• Required task
Identify the lines that contain the word "Absorbance", then copy them.

• Provided material
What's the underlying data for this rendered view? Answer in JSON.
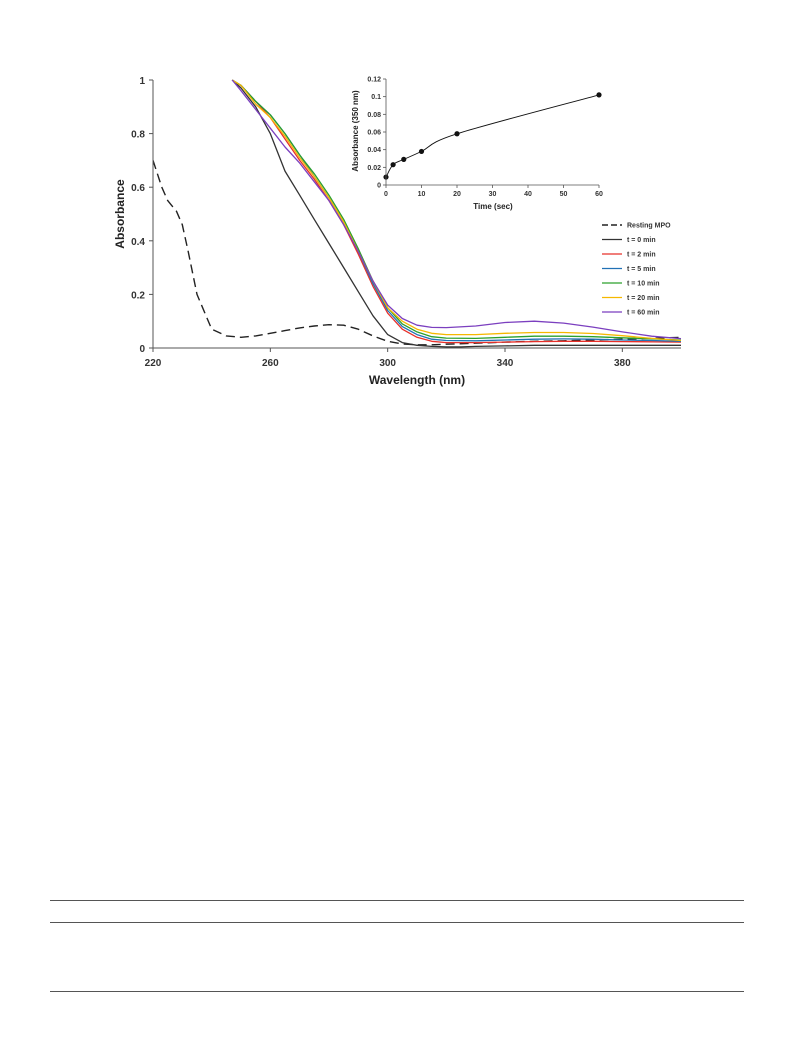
{
  "chart_data": [
    {
      "type": "line",
      "title": "",
      "xlabel": "Wavelength (nm)",
      "ylabel": "Absorbance",
      "xlim": [
        220,
        400
      ],
      "ylim": [
        0,
        1
      ],
      "x_ticks": [
        220,
        260,
        300,
        340,
        380
      ],
      "y_ticks": [
        0,
        0.2,
        0.4,
        0.6,
        0.8,
        1
      ],
      "y_tick_labels": [
        "0",
        "0.2",
        "0.4",
        "0.6",
        "0.8",
        "1"
      ],
      "grid": false,
      "legend_position": "right",
      "series": [
        {
          "name": "Resting MPO",
          "color": "#222222",
          "dash": true,
          "x": [
            220,
            223,
            225,
            228,
            230,
            232,
            235,
            240,
            245,
            250,
            255,
            260,
            265,
            270,
            275,
            280,
            285,
            290,
            295,
            300,
            305,
            310,
            315,
            320,
            330,
            340,
            350,
            360,
            370,
            380,
            390,
            400
          ],
          "y": [
            0.7,
            0.6,
            0.55,
            0.51,
            0.46,
            0.36,
            0.2,
            0.07,
            0.045,
            0.04,
            0.045,
            0.055,
            0.065,
            0.075,
            0.082,
            0.087,
            0.085,
            0.07,
            0.045,
            0.025,
            0.015,
            0.012,
            0.012,
            0.014,
            0.018,
            0.022,
            0.025,
            0.027,
            0.03,
            0.033,
            0.036,
            0.04
          ]
        },
        {
          "name": "t = 0 min",
          "color": "#333333",
          "dash": false,
          "x": [
            247,
            250,
            255,
            260,
            265,
            270,
            275,
            280,
            285,
            290,
            295,
            300,
            305,
            310,
            315,
            320,
            325,
            330,
            340,
            350,
            360,
            370,
            380,
            390,
            400
          ],
          "y": [
            1.0,
            0.97,
            0.9,
            0.8,
            0.66,
            0.57,
            0.48,
            0.39,
            0.3,
            0.21,
            0.12,
            0.05,
            0.02,
            0.01,
            0.006,
            0.004,
            0.004,
            0.006,
            0.008,
            0.01,
            0.01,
            0.01,
            0.01,
            0.01,
            0.01
          ]
        },
        {
          "name": "t = 2 min",
          "color": "#e8302a",
          "dash": false,
          "x": [
            247,
            250,
            255,
            260,
            265,
            270,
            275,
            280,
            285,
            290,
            295,
            300,
            305,
            310,
            315,
            320,
            330,
            340,
            350,
            360,
            370,
            380,
            390,
            400
          ],
          "y": [
            1.0,
            0.98,
            0.92,
            0.86,
            0.78,
            0.7,
            0.63,
            0.55,
            0.46,
            0.35,
            0.23,
            0.13,
            0.07,
            0.04,
            0.025,
            0.02,
            0.02,
            0.022,
            0.024,
            0.025,
            0.025,
            0.024,
            0.023,
            0.022
          ]
        },
        {
          "name": "t = 5 min",
          "color": "#2171b5",
          "dash": false,
          "x": [
            247,
            250,
            255,
            260,
            265,
            270,
            275,
            280,
            285,
            290,
            295,
            300,
            305,
            310,
            315,
            320,
            330,
            340,
            350,
            360,
            370,
            380,
            390,
            400
          ],
          "y": [
            1.0,
            0.98,
            0.92,
            0.87,
            0.8,
            0.72,
            0.64,
            0.56,
            0.47,
            0.36,
            0.24,
            0.14,
            0.08,
            0.05,
            0.033,
            0.028,
            0.027,
            0.03,
            0.033,
            0.034,
            0.033,
            0.03,
            0.028,
            0.025
          ]
        },
        {
          "name": "t = 10 min",
          "color": "#2ca02c",
          "dash": false,
          "x": [
            247,
            250,
            255,
            260,
            265,
            270,
            275,
            280,
            285,
            290,
            295,
            300,
            305,
            310,
            315,
            320,
            330,
            340,
            350,
            360,
            370,
            380,
            390,
            400
          ],
          "y": [
            1.0,
            0.98,
            0.92,
            0.87,
            0.8,
            0.72,
            0.65,
            0.57,
            0.48,
            0.37,
            0.25,
            0.15,
            0.09,
            0.06,
            0.042,
            0.037,
            0.036,
            0.04,
            0.044,
            0.044,
            0.042,
            0.038,
            0.034,
            0.03
          ]
        },
        {
          "name": "t = 20 min",
          "color": "#f5b800",
          "dash": false,
          "x": [
            247,
            250,
            255,
            260,
            265,
            270,
            275,
            280,
            285,
            290,
            295,
            300,
            305,
            310,
            315,
            320,
            330,
            340,
            350,
            360,
            370,
            380,
            390,
            400
          ],
          "y": [
            1.0,
            0.98,
            0.91,
            0.86,
            0.79,
            0.71,
            0.64,
            0.56,
            0.47,
            0.36,
            0.25,
            0.15,
            0.1,
            0.07,
            0.055,
            0.05,
            0.05,
            0.055,
            0.058,
            0.058,
            0.054,
            0.046,
            0.036,
            0.028
          ]
        },
        {
          "name": "t = 60 min",
          "color": "#7b3fbf",
          "dash": false,
          "x": [
            247,
            250,
            255,
            260,
            265,
            270,
            275,
            280,
            285,
            290,
            295,
            300,
            305,
            310,
            315,
            320,
            330,
            340,
            350,
            360,
            370,
            380,
            390,
            400
          ],
          "y": [
            1.0,
            0.96,
            0.89,
            0.82,
            0.75,
            0.69,
            0.62,
            0.55,
            0.46,
            0.36,
            0.25,
            0.16,
            0.11,
            0.085,
            0.077,
            0.076,
            0.082,
            0.095,
            0.1,
            0.093,
            0.078,
            0.06,
            0.044,
            0.035
          ]
        }
      ]
    },
    {
      "type": "line",
      "title": "",
      "xlabel": "Time (sec)",
      "ylabel": "Absorbance (350 nm)",
      "xlim": [
        0,
        60
      ],
      "ylim": [
        0,
        0.12
      ],
      "x_ticks": [
        0,
        10,
        20,
        30,
        40,
        50,
        60
      ],
      "y_ticks": [
        0,
        0.02,
        0.04,
        0.06,
        0.08,
        0.1,
        0.12
      ],
      "y_tick_labels": [
        "0",
        "0.02",
        "0.04",
        "0.06",
        "0.08",
        "0.1",
        "0.12"
      ],
      "grid": false,
      "legend_position": "none",
      "markers": true,
      "series": [
        {
          "color": "#111111",
          "x": [
            0,
            2,
            5,
            10,
            20,
            60
          ],
          "y": [
            0.009,
            0.023,
            0.029,
            0.038,
            0.058,
            0.102
          ]
        }
      ]
    }
  ]
}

• Exercise result
      "ylabel": "Absorbance",
      "ylabel": "Absorbance (350 nm)",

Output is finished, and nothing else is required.